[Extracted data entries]
[Start]

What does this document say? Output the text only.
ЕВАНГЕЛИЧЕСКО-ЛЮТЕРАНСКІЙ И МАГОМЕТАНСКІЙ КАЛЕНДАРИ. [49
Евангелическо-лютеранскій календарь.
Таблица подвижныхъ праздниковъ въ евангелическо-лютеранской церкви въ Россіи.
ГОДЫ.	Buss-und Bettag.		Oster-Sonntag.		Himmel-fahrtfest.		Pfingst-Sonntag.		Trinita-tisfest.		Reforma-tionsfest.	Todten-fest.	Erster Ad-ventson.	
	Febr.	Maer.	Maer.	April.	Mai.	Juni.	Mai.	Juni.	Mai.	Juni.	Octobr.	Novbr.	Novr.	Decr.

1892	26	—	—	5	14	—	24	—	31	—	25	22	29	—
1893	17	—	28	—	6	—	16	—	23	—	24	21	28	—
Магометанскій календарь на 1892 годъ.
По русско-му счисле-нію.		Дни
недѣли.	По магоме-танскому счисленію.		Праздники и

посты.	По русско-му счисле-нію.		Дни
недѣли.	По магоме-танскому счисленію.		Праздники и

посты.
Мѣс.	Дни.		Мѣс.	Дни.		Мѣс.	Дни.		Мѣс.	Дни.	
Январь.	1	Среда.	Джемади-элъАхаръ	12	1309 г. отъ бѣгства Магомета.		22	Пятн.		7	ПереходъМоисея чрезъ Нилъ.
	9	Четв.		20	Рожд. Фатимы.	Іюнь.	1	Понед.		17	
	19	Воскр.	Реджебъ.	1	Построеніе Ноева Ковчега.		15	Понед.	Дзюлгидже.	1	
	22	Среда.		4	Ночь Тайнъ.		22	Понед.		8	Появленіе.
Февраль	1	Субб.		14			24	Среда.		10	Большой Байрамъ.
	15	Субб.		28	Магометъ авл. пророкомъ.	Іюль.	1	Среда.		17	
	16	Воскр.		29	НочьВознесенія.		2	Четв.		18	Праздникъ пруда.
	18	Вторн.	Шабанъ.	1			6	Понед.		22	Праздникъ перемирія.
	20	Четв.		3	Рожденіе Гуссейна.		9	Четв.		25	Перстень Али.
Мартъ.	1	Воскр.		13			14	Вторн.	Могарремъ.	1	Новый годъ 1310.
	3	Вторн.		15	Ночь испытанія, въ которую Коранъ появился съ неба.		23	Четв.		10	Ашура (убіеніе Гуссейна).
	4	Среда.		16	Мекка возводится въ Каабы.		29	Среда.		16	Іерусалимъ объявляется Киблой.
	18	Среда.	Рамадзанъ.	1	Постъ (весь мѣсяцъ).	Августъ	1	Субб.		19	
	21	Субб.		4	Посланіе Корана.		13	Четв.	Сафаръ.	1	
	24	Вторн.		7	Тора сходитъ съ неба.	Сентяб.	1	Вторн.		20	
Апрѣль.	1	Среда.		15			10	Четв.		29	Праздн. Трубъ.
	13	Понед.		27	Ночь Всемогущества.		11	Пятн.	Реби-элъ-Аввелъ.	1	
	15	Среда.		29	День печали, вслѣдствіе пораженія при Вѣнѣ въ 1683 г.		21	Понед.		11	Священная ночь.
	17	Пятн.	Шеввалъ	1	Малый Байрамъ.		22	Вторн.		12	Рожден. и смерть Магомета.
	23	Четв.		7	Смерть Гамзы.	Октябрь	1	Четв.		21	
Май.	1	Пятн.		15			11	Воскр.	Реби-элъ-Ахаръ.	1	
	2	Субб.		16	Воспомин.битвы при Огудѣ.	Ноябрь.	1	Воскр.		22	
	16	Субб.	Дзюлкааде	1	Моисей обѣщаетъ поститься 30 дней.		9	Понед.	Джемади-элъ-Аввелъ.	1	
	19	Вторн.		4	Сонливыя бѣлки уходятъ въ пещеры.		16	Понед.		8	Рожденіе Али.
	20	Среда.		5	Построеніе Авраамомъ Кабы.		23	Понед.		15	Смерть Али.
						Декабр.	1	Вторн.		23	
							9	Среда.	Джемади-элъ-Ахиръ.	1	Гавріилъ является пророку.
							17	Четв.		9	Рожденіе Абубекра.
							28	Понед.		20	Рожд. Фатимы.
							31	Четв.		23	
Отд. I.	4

[End]
[Start]

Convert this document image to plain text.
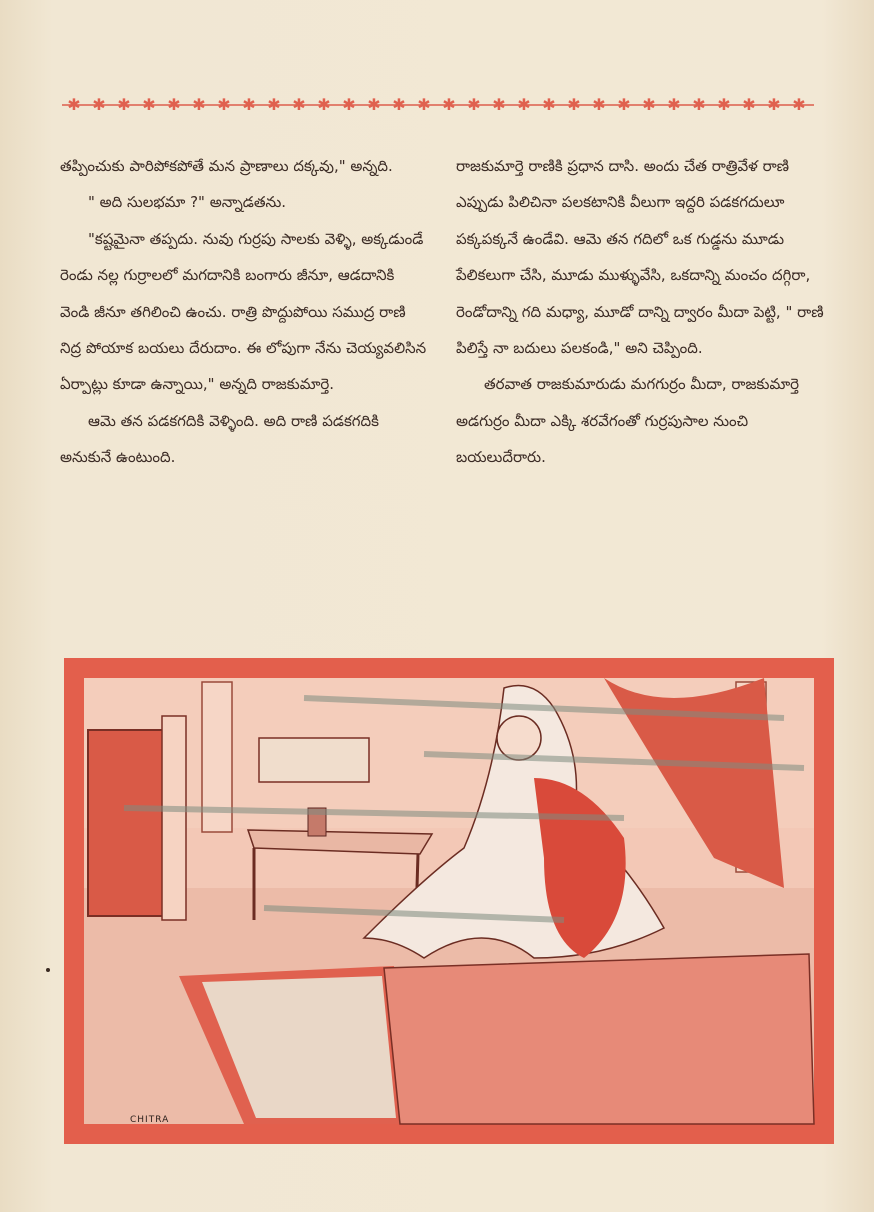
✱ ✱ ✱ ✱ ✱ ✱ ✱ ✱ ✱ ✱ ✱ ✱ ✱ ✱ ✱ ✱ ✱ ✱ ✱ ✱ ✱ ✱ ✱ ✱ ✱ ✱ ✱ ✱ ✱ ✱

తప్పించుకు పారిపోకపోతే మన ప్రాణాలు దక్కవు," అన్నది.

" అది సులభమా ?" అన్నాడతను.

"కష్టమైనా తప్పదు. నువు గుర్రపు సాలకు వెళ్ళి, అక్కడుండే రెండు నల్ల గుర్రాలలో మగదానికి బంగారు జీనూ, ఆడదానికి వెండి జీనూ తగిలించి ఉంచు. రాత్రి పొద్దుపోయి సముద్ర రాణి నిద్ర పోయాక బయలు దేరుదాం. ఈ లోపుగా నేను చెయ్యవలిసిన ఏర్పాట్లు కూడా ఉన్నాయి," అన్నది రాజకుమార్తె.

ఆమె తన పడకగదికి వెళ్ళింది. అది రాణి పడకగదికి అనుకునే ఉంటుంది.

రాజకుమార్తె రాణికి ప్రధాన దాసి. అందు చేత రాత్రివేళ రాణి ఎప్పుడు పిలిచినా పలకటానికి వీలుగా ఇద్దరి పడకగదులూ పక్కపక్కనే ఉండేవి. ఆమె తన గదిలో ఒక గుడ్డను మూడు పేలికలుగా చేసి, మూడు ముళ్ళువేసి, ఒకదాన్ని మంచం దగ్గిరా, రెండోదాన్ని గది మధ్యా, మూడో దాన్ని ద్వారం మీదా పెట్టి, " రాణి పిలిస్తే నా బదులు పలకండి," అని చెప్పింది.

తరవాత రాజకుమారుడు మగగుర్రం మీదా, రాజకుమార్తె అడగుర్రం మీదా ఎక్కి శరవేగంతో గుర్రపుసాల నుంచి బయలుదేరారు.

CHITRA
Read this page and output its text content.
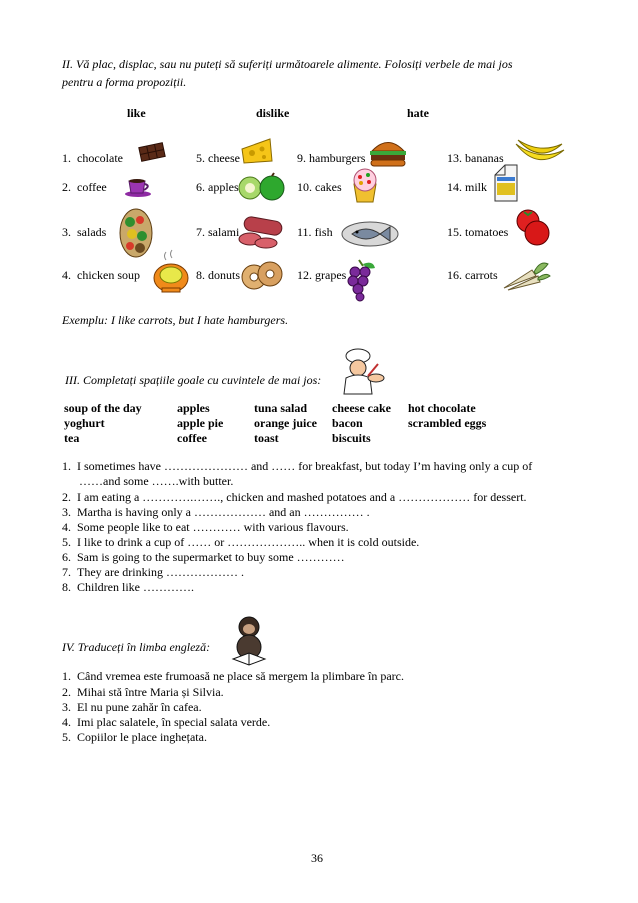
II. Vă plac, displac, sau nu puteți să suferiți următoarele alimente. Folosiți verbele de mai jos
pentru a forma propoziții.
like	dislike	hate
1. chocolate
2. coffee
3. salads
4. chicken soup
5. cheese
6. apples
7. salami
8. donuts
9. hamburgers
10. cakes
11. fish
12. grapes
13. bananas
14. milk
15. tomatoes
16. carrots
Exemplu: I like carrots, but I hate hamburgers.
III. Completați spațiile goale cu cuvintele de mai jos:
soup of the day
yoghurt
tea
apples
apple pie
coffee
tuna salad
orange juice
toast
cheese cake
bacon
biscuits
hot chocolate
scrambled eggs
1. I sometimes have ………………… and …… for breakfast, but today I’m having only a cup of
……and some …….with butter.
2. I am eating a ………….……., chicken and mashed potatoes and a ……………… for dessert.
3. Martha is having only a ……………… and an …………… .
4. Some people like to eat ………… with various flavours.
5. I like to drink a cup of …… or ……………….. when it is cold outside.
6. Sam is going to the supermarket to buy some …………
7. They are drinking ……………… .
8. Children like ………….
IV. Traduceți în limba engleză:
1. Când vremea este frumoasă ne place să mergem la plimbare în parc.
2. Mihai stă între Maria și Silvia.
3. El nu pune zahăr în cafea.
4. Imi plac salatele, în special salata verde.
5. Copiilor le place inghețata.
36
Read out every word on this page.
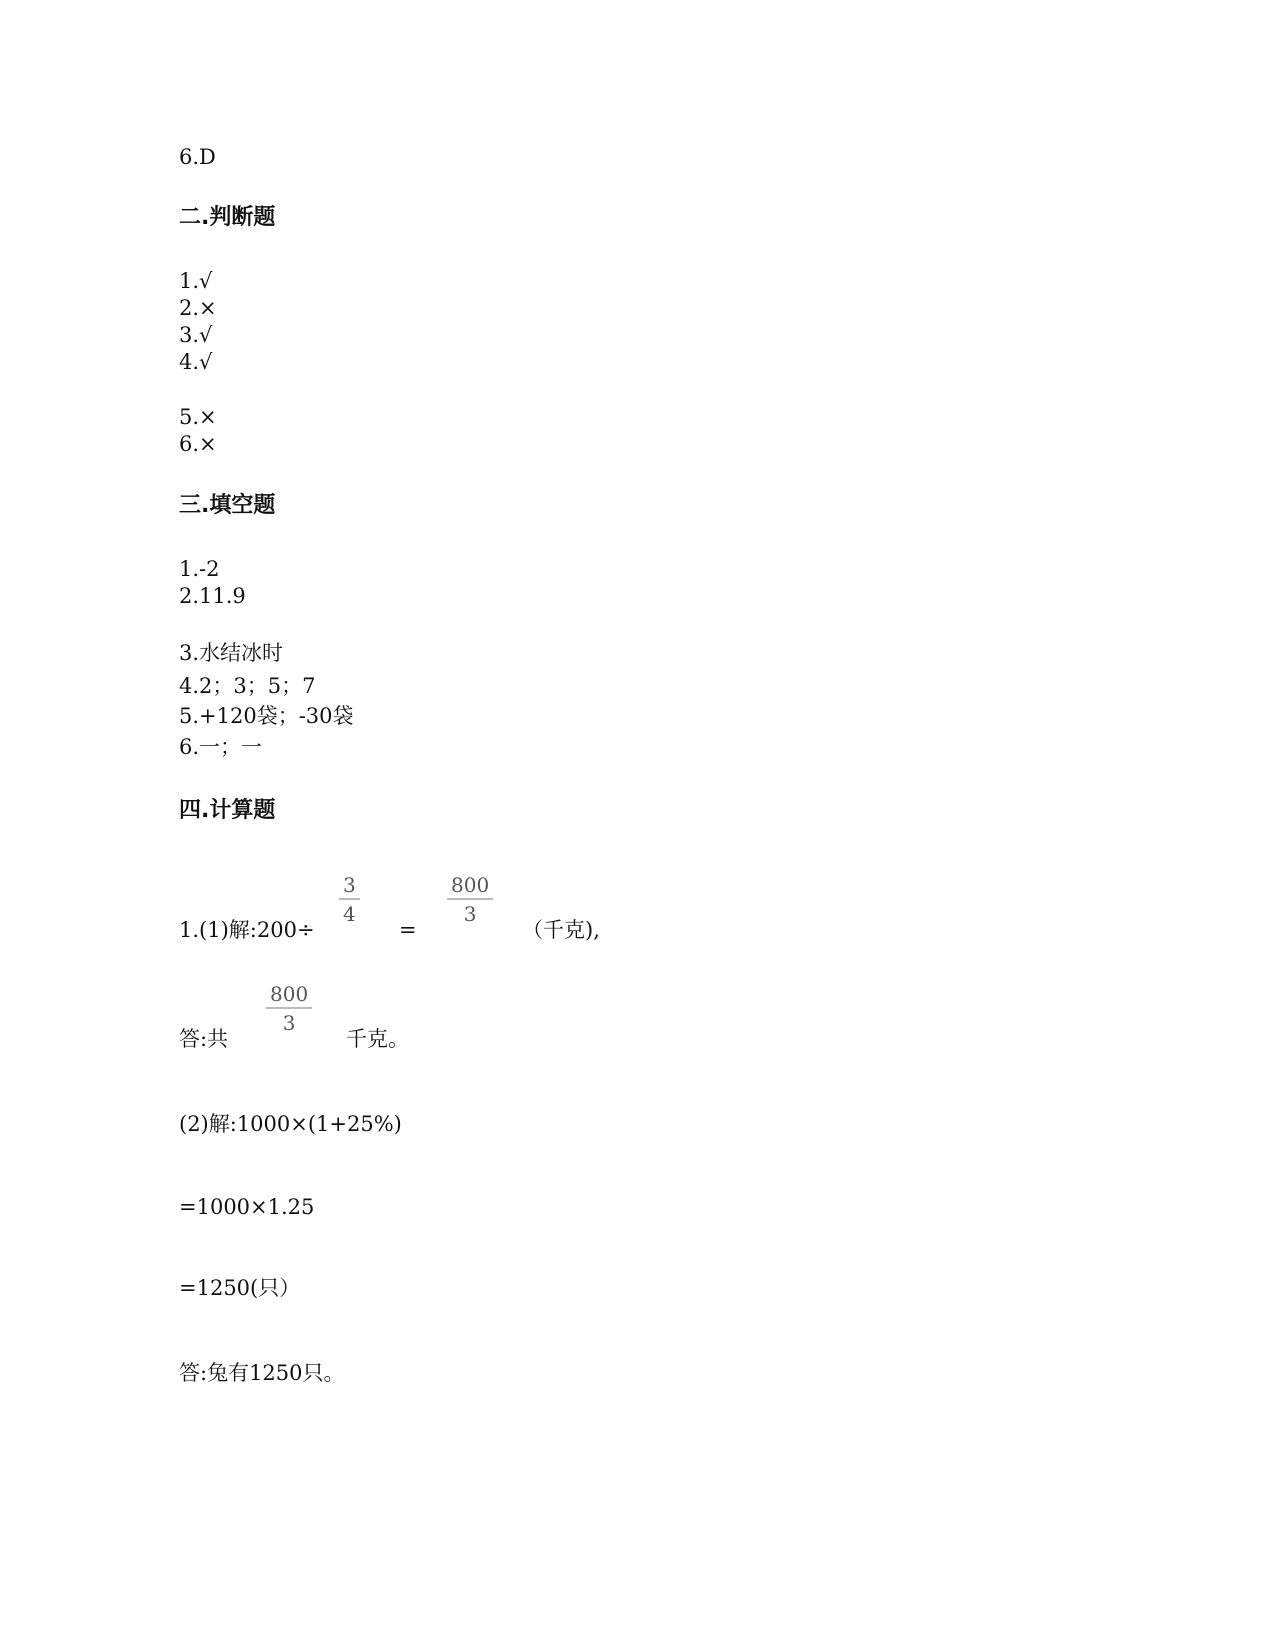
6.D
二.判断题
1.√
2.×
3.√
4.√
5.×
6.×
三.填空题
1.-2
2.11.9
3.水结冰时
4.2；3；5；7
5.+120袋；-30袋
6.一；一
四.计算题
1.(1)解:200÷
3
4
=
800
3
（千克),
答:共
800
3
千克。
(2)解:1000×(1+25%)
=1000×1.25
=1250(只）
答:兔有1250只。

[End]
[Start]

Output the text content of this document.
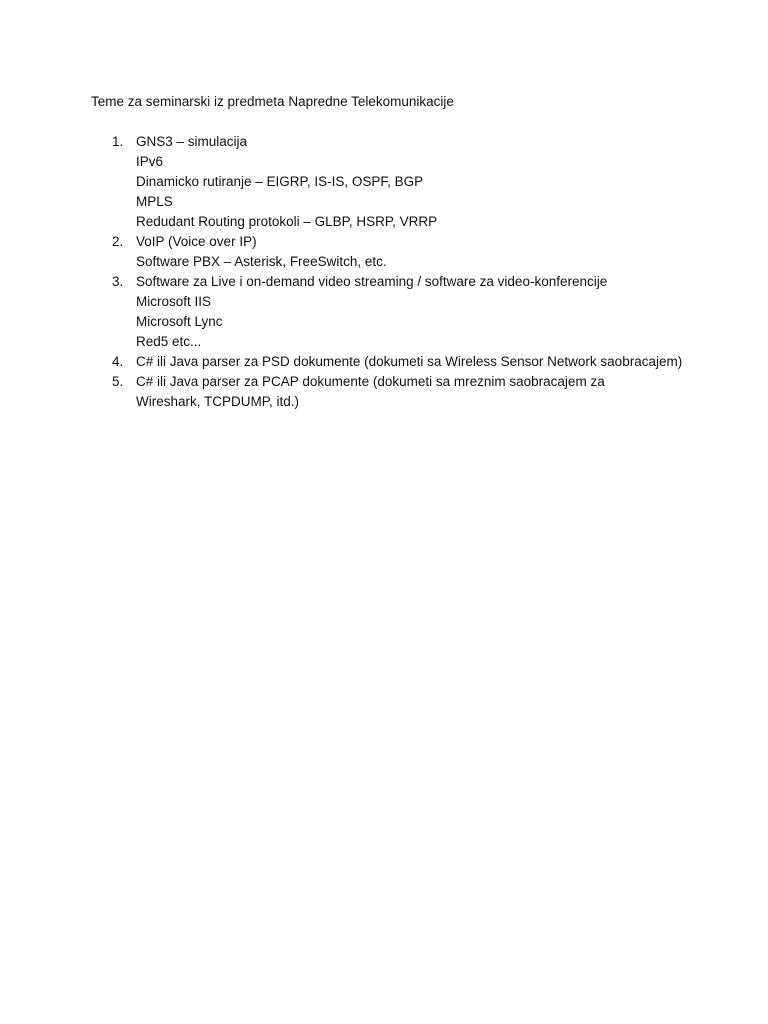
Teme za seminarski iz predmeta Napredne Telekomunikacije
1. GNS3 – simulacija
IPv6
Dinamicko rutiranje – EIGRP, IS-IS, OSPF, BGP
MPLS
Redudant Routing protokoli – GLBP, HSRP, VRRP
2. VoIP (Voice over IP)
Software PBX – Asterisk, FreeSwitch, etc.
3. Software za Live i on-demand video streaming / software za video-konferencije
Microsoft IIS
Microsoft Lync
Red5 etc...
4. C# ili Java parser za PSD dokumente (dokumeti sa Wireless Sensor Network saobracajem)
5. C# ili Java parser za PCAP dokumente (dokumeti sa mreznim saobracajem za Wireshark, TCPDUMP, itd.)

[End]

AIM OF THE EXERCISE: Some lines of the records may hold the word "Четв". How many do? Answer with a number and nothing else.

REPLY TO THE EXERCISE: 9